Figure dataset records
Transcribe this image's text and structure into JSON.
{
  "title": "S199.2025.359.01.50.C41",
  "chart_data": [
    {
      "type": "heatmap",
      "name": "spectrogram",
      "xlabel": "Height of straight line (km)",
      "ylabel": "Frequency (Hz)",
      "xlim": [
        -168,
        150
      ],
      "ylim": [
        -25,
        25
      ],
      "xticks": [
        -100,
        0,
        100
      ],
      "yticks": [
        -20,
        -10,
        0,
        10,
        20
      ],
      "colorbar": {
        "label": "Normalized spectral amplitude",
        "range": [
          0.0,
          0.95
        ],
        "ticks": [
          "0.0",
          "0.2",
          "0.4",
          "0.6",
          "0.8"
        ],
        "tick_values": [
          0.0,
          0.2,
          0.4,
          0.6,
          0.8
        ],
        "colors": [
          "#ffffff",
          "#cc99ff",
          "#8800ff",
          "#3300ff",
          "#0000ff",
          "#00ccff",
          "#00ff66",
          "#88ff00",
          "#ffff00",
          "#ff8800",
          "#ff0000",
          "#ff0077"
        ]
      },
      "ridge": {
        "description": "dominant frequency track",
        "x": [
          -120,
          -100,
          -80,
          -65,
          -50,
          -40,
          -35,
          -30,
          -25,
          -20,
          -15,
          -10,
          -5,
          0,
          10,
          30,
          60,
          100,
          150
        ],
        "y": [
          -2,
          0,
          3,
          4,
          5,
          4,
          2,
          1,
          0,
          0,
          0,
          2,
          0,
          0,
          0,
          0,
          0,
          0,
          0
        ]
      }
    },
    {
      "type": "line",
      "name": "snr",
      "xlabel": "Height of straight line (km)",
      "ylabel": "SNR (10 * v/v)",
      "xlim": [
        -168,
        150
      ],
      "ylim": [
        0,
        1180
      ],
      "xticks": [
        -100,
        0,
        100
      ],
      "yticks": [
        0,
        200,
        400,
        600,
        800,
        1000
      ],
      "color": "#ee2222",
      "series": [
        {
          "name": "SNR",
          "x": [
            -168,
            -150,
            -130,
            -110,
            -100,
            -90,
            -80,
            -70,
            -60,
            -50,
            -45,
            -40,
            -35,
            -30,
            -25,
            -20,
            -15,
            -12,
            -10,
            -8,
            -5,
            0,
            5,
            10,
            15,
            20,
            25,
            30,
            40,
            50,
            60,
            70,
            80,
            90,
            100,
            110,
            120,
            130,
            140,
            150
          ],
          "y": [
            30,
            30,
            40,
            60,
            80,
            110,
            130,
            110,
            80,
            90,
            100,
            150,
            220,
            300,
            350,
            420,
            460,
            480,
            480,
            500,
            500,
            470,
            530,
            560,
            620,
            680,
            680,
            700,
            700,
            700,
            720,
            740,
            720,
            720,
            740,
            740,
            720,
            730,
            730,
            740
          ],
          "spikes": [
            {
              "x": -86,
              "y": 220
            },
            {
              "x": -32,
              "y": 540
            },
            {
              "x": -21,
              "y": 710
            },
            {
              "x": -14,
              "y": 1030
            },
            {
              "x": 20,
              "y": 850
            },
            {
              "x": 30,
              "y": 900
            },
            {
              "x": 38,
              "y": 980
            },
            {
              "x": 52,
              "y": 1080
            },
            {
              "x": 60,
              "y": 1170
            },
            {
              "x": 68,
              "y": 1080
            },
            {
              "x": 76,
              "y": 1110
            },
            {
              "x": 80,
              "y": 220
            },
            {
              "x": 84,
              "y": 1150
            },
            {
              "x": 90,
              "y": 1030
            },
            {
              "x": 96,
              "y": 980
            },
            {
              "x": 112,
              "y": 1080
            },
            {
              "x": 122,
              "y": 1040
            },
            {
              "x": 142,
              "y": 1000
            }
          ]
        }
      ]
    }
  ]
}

» **YOUR INSTRUCTIONS**: Return each line that includes "ylabel".

» **EXERCISE RESULT**:
      "ylabel": "Frequency (Hz)",
      "ylabel": "SNR (10 * v/v)",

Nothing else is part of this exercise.